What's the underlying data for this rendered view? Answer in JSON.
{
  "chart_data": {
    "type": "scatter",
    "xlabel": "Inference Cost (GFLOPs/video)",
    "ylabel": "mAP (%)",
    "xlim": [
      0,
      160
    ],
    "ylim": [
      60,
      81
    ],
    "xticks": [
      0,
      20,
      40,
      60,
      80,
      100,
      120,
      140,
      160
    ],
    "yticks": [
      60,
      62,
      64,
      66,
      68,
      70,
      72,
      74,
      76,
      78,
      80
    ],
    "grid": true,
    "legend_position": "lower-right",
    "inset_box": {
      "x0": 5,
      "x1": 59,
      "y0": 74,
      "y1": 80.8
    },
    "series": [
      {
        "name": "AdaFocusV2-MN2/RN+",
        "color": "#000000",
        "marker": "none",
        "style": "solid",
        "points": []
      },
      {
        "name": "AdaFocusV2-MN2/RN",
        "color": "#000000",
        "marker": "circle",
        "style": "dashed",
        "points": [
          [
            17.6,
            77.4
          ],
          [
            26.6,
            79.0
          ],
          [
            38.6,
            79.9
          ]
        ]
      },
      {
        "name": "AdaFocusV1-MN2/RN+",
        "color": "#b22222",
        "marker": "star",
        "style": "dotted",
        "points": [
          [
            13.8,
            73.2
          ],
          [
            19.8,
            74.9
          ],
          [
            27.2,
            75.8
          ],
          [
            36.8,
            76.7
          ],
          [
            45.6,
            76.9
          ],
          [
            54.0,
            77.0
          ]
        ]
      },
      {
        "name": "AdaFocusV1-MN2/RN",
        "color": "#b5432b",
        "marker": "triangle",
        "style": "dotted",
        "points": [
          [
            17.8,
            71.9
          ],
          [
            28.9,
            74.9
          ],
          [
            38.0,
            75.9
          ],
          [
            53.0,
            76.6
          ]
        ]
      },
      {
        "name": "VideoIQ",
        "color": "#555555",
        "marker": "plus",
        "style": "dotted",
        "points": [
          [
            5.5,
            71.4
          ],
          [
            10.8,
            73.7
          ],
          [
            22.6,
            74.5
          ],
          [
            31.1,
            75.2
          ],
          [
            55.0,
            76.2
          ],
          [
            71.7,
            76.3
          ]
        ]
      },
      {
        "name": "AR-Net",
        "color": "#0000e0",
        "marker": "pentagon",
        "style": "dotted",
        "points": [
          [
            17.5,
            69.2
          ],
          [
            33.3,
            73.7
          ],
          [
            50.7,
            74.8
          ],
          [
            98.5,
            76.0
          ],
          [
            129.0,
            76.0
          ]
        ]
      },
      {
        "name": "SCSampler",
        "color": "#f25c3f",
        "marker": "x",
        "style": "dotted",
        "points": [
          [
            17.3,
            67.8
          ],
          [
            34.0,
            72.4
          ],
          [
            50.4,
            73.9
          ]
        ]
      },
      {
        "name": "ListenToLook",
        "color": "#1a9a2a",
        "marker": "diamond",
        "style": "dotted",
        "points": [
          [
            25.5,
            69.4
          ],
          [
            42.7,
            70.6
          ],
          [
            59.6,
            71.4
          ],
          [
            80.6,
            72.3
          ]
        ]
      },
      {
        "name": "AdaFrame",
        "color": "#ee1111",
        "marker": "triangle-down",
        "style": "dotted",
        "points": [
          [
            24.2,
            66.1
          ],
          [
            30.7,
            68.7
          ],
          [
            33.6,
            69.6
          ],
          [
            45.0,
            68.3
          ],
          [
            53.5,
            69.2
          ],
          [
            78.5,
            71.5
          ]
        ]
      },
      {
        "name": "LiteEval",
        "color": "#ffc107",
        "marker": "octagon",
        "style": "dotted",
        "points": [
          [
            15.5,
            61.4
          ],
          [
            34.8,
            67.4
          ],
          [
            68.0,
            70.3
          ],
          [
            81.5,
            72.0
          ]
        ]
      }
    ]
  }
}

### Short problem
Transcribe the whole listing with nothing added or left out.

### Complete response
What's the underlying data for this rendered view? Answer in JSON.
{
  "chart_data": {
    "type": "scatter",
    "xlabel": "Inference Cost (GFLOPs/video)",
    "ylabel": "mAP (%)",
    "xlim": [
      0,
      160
    ],
    "ylim": [
      60,
      81
    ],
    "xticks": [
      0,
      20,
      40,
      60,
      80,
      100,
      120,
      140,
      160
    ],
    "yticks": [
      60,
      62,
      64,
      66,
      68,
      70,
      72,
      74,
      76,
      78,
      80
    ],
    "grid": true,
    "legend_position": "lower-right",
    "inset_box": {
      "x0": 5,
      "x1": 59,
      "y0": 74,
      "y1": 80.8
    },
    "series": [
      {
        "name": "AdaFocusV2-MN2/RN+",
        "color": "#000000",
        "marker": "none",
        "style": "solid",
        "points": []
      },
      {
        "name": "AdaFocusV2-MN2/RN",
        "color": "#000000",
        "marker": "circle",
        "style": "dashed",
        "points": [
          [
            17.6,
            77.4
          ],
          [
            26.6,
            79.0
          ],
          [
            38.6,
            79.9
          ]
        ]
      },
      {
        "name": "AdaFocusV1-MN2/RN+",
        "color": "#b22222",
        "marker": "star",
        "style": "dotted",
        "points": [
          [
            13.8,
            73.2
          ],
          [
            19.8,
            74.9
          ],
          [
            27.2,
            75.8
          ],
          [
            36.8,
            76.7
          ],
          [
            45.6,
            76.9
          ],
          [
            54.0,
            77.0
          ]
        ]
      },
      {
        "name": "AdaFocusV1-MN2/RN",
        "color": "#b5432b",
        "marker": "triangle",
        "style": "dotted",
        "points": [
          [
            17.8,
            71.9
          ],
          [
            28.9,
            74.9
          ],
          [
            38.0,
            75.9
          ],
          [
            53.0,
            76.6
          ]
        ]
      },
      {
        "name": "VideoIQ",
        "color": "#555555",
        "marker": "plus",
        "style": "dotted",
        "points": [
          [
            5.5,
            71.4
          ],
          [
            10.8,
            73.7
          ],
          [
            22.6,
            74.5
          ],
          [
            31.1,
            75.2
          ],
          [
            55.0,
            76.2
          ],
          [
            71.7,
            76.3
          ]
        ]
      },
      {
        "name": "AR-Net",
        "color": "#0000e0",
        "marker": "pentagon",
        "style": "dotted",
        "points": [
          [
            17.5,
            69.2
          ],
          [
            33.3,
            73.7
          ],
          [
            50.7,
            74.8
          ],
          [
            98.5,
            76.0
          ],
          [
            129.0,
            76.0
          ]
        ]
      },
      {
        "name": "SCSampler",
        "color": "#f25c3f",
        "marker": "x",
        "style": "dotted",
        "points": [
          [
            17.3,
            67.8
          ],
          [
            34.0,
            72.4
          ],
          [
            50.4,
            73.9
          ]
        ]
      },
      {
        "name": "ListenToLook",
        "color": "#1a9a2a",
        "marker": "diamond",
        "style": "dotted",
        "points": [
          [
            25.5,
            69.4
          ],
          [
            42.7,
            70.6
          ],
          [
            59.6,
            71.4
          ],
          [
            80.6,
            72.3
          ]
        ]
      },
      {
        "name": "AdaFrame",
        "color": "#ee1111",
        "marker": "triangle-down",
        "style": "dotted",
        "points": [
          [
            24.2,
            66.1
          ],
          [
            30.7,
            68.7
          ],
          [
            33.6,
            69.6
          ],
          [
            45.0,
            68.3
          ],
          [
            53.5,
            69.2
          ],
          [
            78.5,
            71.5
          ]
        ]
      },
      {
        "name": "LiteEval",
        "color": "#ffc107",
        "marker": "octagon",
        "style": "dotted",
        "points": [
          [
            15.5,
            61.4
          ],
          [
            34.8,
            67.4
          ],
          [
            68.0,
            70.3
          ],
          [
            81.5,
            72.0
          ]
        ]
      }
    ]
  }
}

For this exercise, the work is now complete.